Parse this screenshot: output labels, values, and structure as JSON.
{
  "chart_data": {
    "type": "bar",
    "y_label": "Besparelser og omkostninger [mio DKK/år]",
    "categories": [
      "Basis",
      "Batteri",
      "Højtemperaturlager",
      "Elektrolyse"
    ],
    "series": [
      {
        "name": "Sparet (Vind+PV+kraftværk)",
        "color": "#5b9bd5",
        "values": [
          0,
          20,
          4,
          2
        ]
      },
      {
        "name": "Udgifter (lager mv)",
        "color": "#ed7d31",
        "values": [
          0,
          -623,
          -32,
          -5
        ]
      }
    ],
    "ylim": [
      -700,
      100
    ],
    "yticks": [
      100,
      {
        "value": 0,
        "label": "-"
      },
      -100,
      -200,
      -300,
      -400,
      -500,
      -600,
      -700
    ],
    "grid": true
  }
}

*****

REQUIRED TASK → Write the entire listing out again, word for word.

THE ANSWER →
Parse this screenshot: output labels, values, and structure as JSON.
{
  "chart_data": {
    "type": "bar",
    "y_label": "Besparelser og omkostninger [mio DKK/år]",
    "categories": [
      "Basis",
      "Batteri",
      "Højtemperaturlager",
      "Elektrolyse"
    ],
    "series": [
      {
        "name": "Sparet (Vind+PV+kraftværk)",
        "color": "#5b9bd5",
        "values": [
          0,
          20,
          4,
          2
        ]
      },
      {
        "name": "Udgifter (lager mv)",
        "color": "#ed7d31",
        "values": [
          0,
          -623,
          -32,
          -5
        ]
      }
    ],
    "ylim": [
      -700,
      100
    ],
    "yticks": [
      100,
      {
        "value": 0,
        "label": "-"
      },
      -100,
      -200,
      -300,
      -400,
      -500,
      -600,
      -700
    ],
    "grid": true
  }
}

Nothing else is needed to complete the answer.